--- start of Data entries ---
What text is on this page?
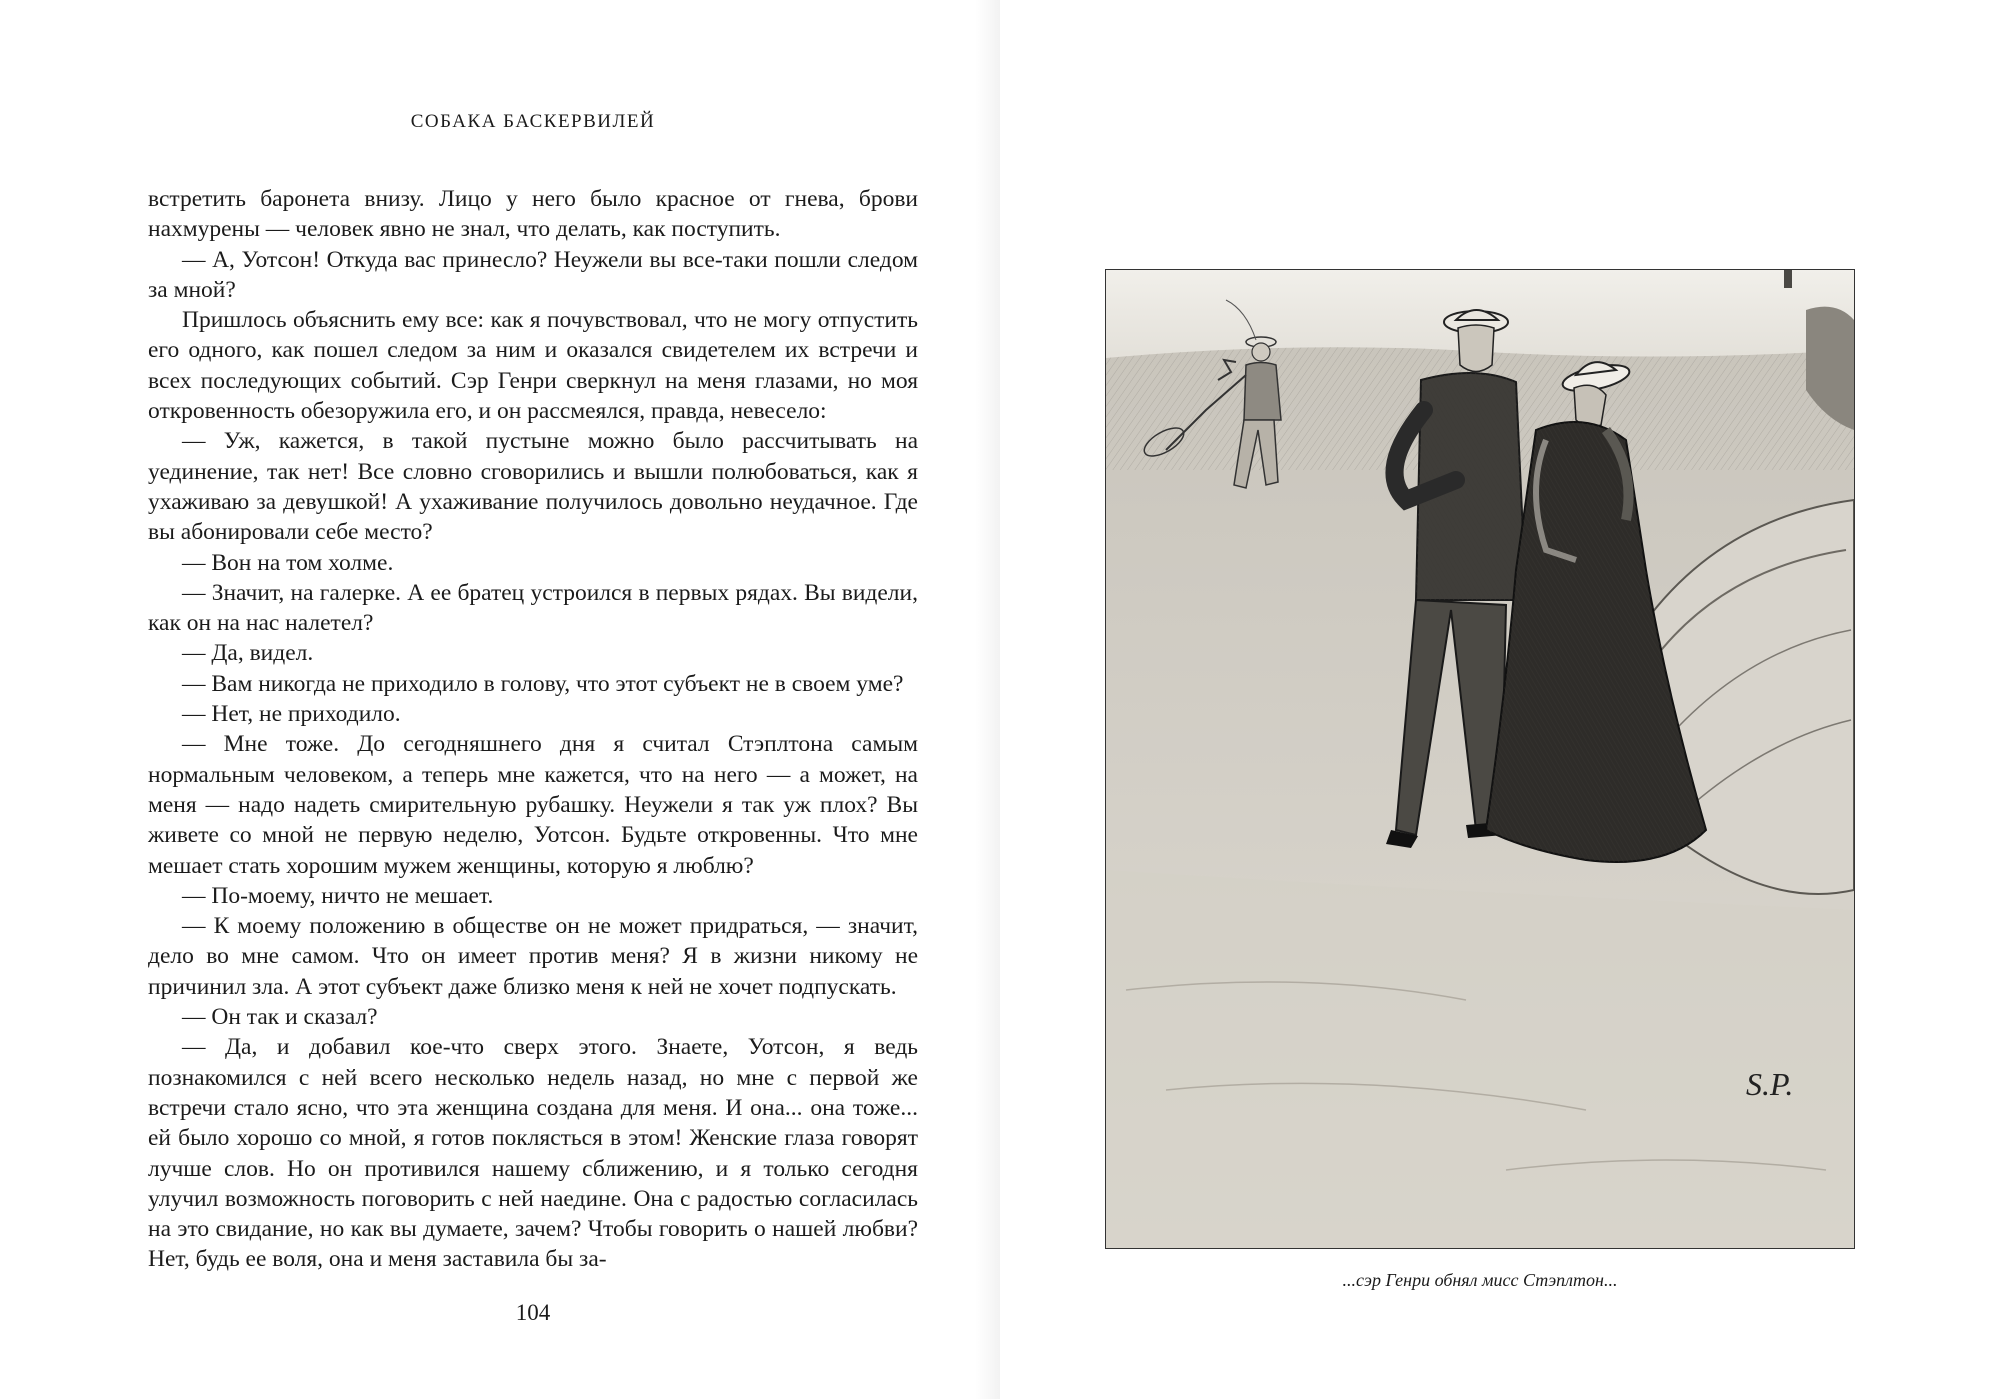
СОБАКА БАСКЕРВИЛЕЙ

встретить баронета внизу. Лицо у него было красное от гнева, брови нахмурены — человек явно не знал, что делать, как поступить.

— А, Уотсон! Откуда вас принесло? Неужели вы все-таки пошли следом за мной?

Пришлось объяснить ему все: как я почувствовал, что не могу отпустить его одного, как пошел следом за ним и оказался свидетелем их встречи и всех последующих событий. Сэр Генри сверкнул на меня глазами, но моя откровенность обезоружила его, и он рассмеялся, правда, невесело:

— Уж, кажется, в такой пустыне можно было рассчитывать на уединение, так нет! Все словно сговорились и вышли полюбоваться, как я ухаживаю за девушкой! А ухаживание получилось довольно неудачное. Где вы абонировали себе место?

— Вон на том холме.

— Значит, на галерке. А ее братец устроился в первых рядах. Вы видели, как он на нас налетел?

— Да, видел.

— Вам никогда не приходило в голову, что этот субъект не в своем уме?

— Нет, не приходило.

— Мне тоже. До сегодняшнего дня я считал Стэплтона самым нормальным человеком, а теперь мне кажется, что на него — а может, на меня — надо надеть смирительную рубашку. Неужели я так уж плох? Вы живете со мной не первую неделю, Уотсон. Будьте откровенны. Что мне мешает стать хорошим мужем женщины, которую я люблю?

— По-моему, ничто не мешает.

— К моему положению в обществе он не может придраться, — значит, дело во мне самом. Что он имеет против меня? Я в жизни никому не причинил зла. А этот субъект даже близко меня к ней не хочет подпускать.

— Он так и сказал?

— Да, и добавил кое-что сверх этого. Знаете, Уотсон, я ведь познакомился с ней всего несколько недель назад, но мне с первой же встречи стало ясно, что эта женщина создана для меня. И она... она тоже... ей было хорошо со мной, я готов поклясться в этом! Женские глаза говорят лучше слов. Но он противился нашему сближению, и я только сегодня улучил возможность поговорить с ней наедине. Она с радостью согласилась на это свидание, но как вы думаете, зачем? Чтобы говорить о нашей любви? Нет, будь ее воля, она и меня заставила бы за-

104
S.P.
...сэр Генри обнял мисс Стэплтон...
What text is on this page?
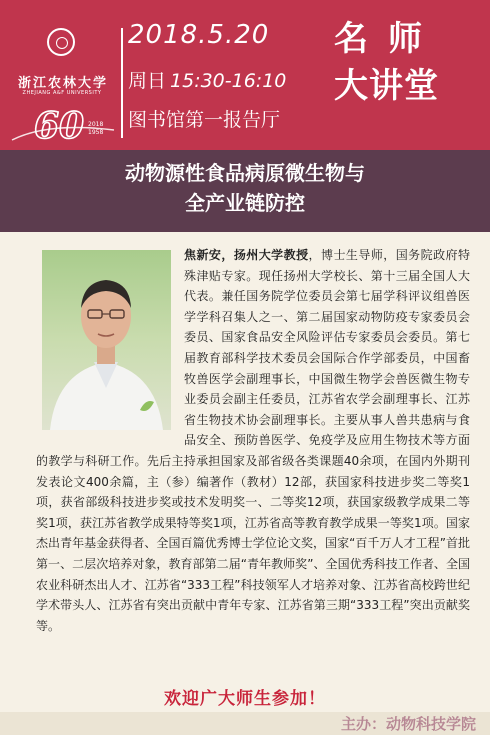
浙江农林大学
ZHEJIANG A&F UNIVERSITY
60 2018
1958
2018.5.20
周日 15:30-16:10
图书馆第一报告厅
名师
大讲堂
动物源性食品病原微生物与
全产业链防控
焦新安，扬州大学教授，博士生导师，国务院政府特殊津贴专家。现任扬州大学校长、第十三届全国人大代表。兼任国务院学位委员会第七届学科评议组兽医学学科召集人之一、第二届国家动物防疫专家委员会委员、国家食品安全风险评估专家委员会委员。第七届教育部科学技术委员会国际合作学部委员，中国畜牧兽医学会副理事长，中国微生物学会兽医微生物专业委员会副主任委员，江苏省农学会副理事长、江苏省生物技术协会副理事长。主要从事人兽共患病与食品安全、预防兽医学、免疫学及应用生物技术等方面的教学与科研工作。先后主持承担国家及部省级各类课题40余项，在国内外期刊发表论文400余篇，主（参）编著作（教材）12部，获国家科技进步奖二等奖1项，获省部级科技进步奖或技术发明奖一、二等奖12项，获国家级教学成果二等奖1项，获江苏省教学成果特等奖1项，江苏省高等教育教学成果一等奖1项。国家杰出青年基金获得者、全国百篇优秀博士学位论文奖，国家“百千万人才工程”首批第一、二层次培养对象，教育部第二届“青年教师奖”、全国优秀科技工作者、全国农业科研杰出人才、江苏省“333工程”科技领军人才培养对象、江苏省高校跨世纪学术带头人、江苏省有突出贡献中青年专家、江苏省第三期“333工程”突出贡献奖等。
欢迎广大师生参加！
主办：动物科技学院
--- end of Data entries ---
Transcribe the full listing above exactly, with the images removed.

What text is on this page?
СОБАКА БАСКЕРВИЛЕЙ

встретить баронета внизу. Лицо у него было красное от гнева, брови нахмурены — человек явно не знал, что делать, как поступить.

— А, Уотсон! Откуда вас принесло? Неужели вы все-таки пошли следом за мной?

Пришлось объяснить ему все: как я почувствовал, что не могу отпустить его одного, как пошел следом за ним и оказался свидетелем их встречи и всех последующих событий. Сэр Генри сверкнул на меня глазами, но моя откровенность обезоружила его, и он рассмеялся, правда, невесело:

— Уж, кажется, в такой пустыне можно было рассчитывать на уединение, так нет! Все словно сговорились и вышли полюбоваться, как я ухаживаю за девушкой! А ухаживание получилось довольно неудачное. Где вы абонировали себе место?

— Вон на том холме.

— Значит, на галерке. А ее братец устроился в первых рядах. Вы видели, как он на нас налетел?

— Да, видел.

— Вам никогда не приходило в голову, что этот субъект не в своем уме?

— Нет, не приходило.

— Мне тоже. До сегодняшнего дня я считал Стэплтона самым нормальным человеком, а теперь мне кажется, что на него — а может, на меня — надо надеть смирительную рубашку. Неужели я так уж плох? Вы живете со мной не первую неделю, Уотсон. Будьте откровенны. Что мне мешает стать хорошим мужем женщины, которую я люблю?

— По-моему, ничто не мешает.

— К моему положению в обществе он не может придраться, — значит, дело во мне самом. Что он имеет против меня? Я в жизни никому не причинил зла. А этот субъект даже близко меня к ней не хочет подпускать.

— Он так и сказал?

— Да, и добавил кое-что сверх этого. Знаете, Уотсон, я ведь познакомился с ней всего несколько недель назад, но мне с первой же встречи стало ясно, что эта женщина создана для меня. И она... она тоже... ей было хорошо со мной, я готов поклясться в этом! Женские глаза говорят лучше слов. Но он противился нашему сближению, и я только сегодня улучил возможность поговорить с ней наедине. Она с радостью согласилась на это свидание, но как вы думаете, зачем? Чтобы говорить о нашей любви? Нет, будь ее воля, она и меня заставила бы за-

104
S.P.
...сэр Генри обнял мисс Стэплтон...
What text is on this page?
浙江农林大学
ZHEJIANG A&F UNIVERSITY
60 2018
1958
2018.5.20
周日 15:30-16:10
图书馆第一报告厅
名师
大讲堂
动物源性食品病原微生物与
全产业链防控
焦新安，扬州大学教授，博士生导师，国务院政府特殊津贴专家。现任扬州大学校长、第十三届全国人大代表。兼任国务院学位委员会第七届学科评议组兽医学学科召集人之一、第二届国家动物防疫专家委员会委员、国家食品安全风险评估专家委员会委员。第七届教育部科学技术委员会国际合作学部委员，中国畜牧兽医学会副理事长，中国微生物学会兽医微生物专业委员会副主任委员，江苏省农学会副理事长、江苏省生物技术协会副理事长。主要从事人兽共患病与食品安全、预防兽医学、免疫学及应用生物技术等方面的教学与科研工作。先后主持承担国家及部省级各类课题40余项，在国内外期刊发表论文400余篇，主（参）编著作（教材）12部，获国家科技进步奖二等奖1项，获省部级科技进步奖或技术发明奖一、二等奖12项，获国家级教学成果二等奖1项，获江苏省教学成果特等奖1项，江苏省高等教育教学成果一等奖1项。国家杰出青年基金获得者、全国百篇优秀博士学位论文奖，国家“百千万人才工程”首批第一、二层次培养对象，教育部第二届“青年教师奖”、全国优秀科技工作者、全国农业科研杰出人才、江苏省“333工程”科技领军人才培养对象、江苏省高校跨世纪学术带头人、江苏省有突出贡献中青年专家、江苏省第三期“333工程”突出贡献奖等。
欢迎广大师生参加！
主办：动物科技学院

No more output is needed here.